§ **YOUR OBJECTIVE**
Each line of the listing that contains the word "Digital" is to be copied.

§ **DATA SUPPLIED**
• • • •

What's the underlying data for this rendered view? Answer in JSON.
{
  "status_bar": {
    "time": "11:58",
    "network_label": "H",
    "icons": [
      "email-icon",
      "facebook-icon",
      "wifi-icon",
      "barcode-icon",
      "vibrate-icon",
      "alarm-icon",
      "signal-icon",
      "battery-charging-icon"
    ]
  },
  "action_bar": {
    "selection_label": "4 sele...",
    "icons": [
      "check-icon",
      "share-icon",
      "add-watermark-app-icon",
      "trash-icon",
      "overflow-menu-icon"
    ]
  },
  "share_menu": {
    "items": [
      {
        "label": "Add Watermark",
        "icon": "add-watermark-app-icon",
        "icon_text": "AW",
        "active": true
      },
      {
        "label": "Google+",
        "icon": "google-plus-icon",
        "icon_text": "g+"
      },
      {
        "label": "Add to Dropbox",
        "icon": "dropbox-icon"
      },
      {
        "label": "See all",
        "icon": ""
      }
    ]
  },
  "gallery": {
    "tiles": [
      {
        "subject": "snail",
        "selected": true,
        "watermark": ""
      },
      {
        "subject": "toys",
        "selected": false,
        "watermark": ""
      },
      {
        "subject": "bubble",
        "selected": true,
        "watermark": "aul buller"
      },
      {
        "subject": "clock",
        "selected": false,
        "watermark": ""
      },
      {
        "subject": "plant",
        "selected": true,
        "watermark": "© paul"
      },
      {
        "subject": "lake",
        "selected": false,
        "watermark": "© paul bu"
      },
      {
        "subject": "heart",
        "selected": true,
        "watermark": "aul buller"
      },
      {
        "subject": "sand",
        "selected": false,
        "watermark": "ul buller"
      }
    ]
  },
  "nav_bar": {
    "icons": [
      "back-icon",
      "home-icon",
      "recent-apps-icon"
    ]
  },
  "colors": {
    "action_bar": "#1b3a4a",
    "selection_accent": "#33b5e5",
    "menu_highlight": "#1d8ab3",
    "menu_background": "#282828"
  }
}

• • • •

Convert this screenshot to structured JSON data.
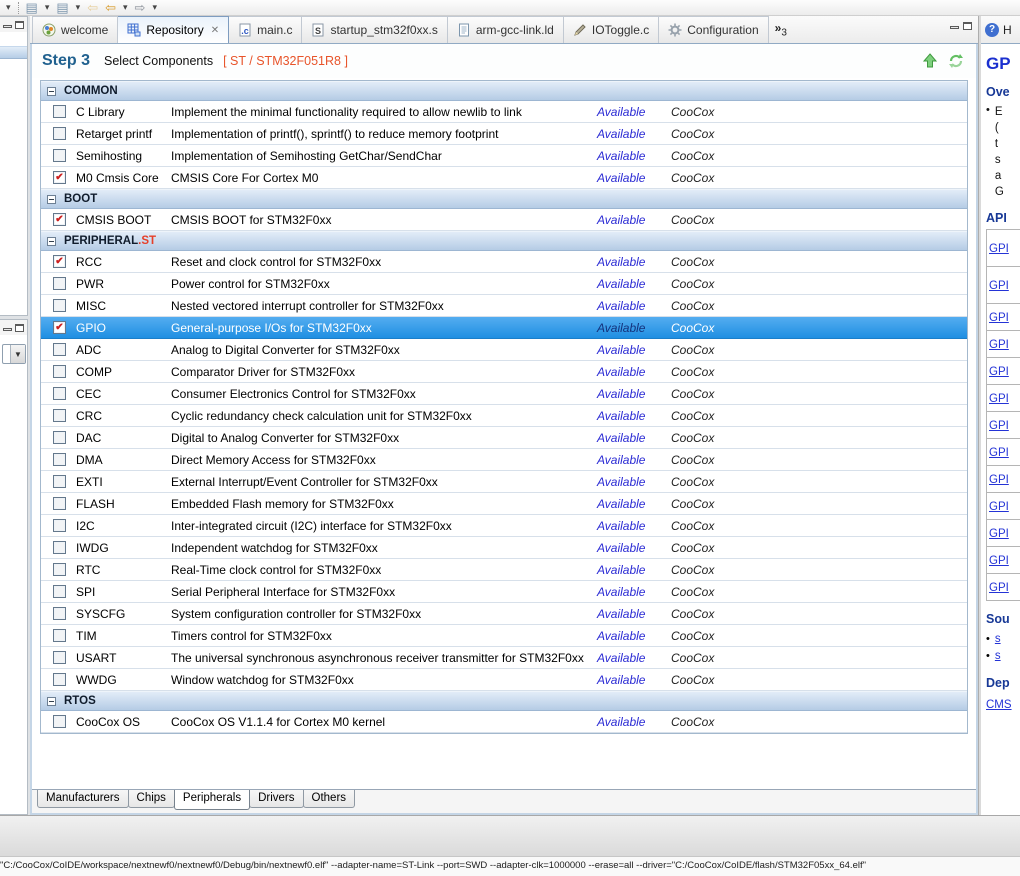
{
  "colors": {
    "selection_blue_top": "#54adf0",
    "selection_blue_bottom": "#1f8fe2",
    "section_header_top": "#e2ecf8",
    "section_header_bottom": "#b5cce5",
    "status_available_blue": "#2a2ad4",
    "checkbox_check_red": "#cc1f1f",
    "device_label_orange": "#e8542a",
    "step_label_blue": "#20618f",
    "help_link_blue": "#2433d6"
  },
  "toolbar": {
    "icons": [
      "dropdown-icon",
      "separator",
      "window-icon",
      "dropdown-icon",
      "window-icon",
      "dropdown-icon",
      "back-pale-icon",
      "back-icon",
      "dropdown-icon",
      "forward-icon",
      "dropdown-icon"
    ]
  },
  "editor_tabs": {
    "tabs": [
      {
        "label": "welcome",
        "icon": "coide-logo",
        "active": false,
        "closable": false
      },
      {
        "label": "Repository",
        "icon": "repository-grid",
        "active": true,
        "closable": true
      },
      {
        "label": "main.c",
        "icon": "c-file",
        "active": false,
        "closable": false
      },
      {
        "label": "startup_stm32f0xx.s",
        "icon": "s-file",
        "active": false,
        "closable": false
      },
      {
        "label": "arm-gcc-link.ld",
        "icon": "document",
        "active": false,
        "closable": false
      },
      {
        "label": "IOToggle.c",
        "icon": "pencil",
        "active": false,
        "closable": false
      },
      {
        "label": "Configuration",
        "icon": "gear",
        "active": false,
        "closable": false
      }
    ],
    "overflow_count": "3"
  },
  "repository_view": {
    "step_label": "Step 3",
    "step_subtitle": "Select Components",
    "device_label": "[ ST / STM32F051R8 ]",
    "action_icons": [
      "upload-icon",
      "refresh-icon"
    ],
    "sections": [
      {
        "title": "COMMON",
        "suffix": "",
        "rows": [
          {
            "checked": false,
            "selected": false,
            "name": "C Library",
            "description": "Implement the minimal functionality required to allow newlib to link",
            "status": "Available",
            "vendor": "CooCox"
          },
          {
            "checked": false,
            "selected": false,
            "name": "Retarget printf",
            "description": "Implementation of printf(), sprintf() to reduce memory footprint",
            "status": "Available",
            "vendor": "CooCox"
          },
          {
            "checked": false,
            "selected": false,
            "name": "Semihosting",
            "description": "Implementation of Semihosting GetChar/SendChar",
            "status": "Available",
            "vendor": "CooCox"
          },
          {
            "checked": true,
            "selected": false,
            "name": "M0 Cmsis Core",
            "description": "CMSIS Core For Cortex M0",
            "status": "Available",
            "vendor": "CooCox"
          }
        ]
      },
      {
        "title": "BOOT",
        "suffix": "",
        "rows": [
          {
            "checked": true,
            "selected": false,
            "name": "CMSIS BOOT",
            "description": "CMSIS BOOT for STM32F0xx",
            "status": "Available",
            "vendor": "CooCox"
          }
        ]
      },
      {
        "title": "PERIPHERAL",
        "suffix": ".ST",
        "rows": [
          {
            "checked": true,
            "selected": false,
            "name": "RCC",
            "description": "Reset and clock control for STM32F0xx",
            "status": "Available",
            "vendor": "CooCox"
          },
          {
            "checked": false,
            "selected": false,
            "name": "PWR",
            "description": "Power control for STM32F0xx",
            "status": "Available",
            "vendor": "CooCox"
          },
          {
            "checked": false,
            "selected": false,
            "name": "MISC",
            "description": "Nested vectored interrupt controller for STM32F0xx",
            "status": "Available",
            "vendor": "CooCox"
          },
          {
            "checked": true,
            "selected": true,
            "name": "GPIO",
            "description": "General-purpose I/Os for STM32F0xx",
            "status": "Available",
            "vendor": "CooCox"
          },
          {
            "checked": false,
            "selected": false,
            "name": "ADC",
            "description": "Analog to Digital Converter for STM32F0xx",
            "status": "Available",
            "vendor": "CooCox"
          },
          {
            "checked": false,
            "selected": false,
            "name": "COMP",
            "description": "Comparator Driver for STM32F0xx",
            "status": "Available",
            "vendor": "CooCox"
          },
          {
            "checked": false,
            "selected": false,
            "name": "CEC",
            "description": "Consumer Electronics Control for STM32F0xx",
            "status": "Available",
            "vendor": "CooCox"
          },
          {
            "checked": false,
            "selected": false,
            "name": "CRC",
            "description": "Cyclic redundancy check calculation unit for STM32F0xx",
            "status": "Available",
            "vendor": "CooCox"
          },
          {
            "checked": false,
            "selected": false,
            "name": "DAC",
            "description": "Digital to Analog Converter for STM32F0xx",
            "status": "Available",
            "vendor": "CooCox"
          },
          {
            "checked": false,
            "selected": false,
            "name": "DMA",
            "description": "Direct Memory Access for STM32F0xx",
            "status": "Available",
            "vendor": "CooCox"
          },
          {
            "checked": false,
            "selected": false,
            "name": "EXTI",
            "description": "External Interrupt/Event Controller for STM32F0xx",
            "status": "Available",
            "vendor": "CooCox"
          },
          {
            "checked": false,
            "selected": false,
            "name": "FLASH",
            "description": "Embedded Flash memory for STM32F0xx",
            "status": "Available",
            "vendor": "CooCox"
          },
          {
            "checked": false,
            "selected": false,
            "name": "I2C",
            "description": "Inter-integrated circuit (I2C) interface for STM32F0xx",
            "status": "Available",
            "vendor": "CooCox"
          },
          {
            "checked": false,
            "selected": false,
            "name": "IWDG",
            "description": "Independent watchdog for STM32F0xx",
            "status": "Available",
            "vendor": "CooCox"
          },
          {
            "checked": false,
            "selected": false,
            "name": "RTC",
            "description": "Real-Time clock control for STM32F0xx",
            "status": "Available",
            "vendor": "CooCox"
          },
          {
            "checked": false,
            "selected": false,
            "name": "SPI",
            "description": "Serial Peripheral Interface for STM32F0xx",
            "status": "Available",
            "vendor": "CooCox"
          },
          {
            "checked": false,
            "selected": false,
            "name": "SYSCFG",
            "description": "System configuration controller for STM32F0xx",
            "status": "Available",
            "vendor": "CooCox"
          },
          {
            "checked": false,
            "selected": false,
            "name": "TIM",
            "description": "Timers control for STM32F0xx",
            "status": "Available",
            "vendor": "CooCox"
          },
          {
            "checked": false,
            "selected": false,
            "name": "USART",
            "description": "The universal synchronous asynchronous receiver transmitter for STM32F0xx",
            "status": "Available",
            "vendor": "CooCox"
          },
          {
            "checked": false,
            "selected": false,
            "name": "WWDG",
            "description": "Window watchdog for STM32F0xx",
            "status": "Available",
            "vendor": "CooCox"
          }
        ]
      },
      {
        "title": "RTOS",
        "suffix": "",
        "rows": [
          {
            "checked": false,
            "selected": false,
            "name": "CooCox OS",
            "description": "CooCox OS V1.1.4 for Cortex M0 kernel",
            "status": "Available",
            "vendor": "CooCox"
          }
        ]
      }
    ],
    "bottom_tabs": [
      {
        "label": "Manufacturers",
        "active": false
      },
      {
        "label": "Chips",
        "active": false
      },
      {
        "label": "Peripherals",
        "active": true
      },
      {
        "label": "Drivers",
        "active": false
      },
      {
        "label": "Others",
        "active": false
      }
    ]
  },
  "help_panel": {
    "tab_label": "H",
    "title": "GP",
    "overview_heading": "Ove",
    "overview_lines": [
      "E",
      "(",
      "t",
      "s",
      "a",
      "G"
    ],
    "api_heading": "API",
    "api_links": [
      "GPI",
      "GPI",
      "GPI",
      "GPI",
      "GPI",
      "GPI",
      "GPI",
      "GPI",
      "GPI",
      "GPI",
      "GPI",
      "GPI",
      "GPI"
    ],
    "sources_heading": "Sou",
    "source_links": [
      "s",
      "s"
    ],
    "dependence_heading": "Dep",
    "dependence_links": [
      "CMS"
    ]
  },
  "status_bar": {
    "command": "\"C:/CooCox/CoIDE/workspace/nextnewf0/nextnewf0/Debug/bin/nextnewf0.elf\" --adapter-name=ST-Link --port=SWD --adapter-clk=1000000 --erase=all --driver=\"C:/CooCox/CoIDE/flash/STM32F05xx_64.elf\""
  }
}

• • • •

§ **FINAL ANSWER**
            "description": "Analog to Digital Converter for STM32F0xx",
            "description": "Digital to Analog Converter for STM32F0xx",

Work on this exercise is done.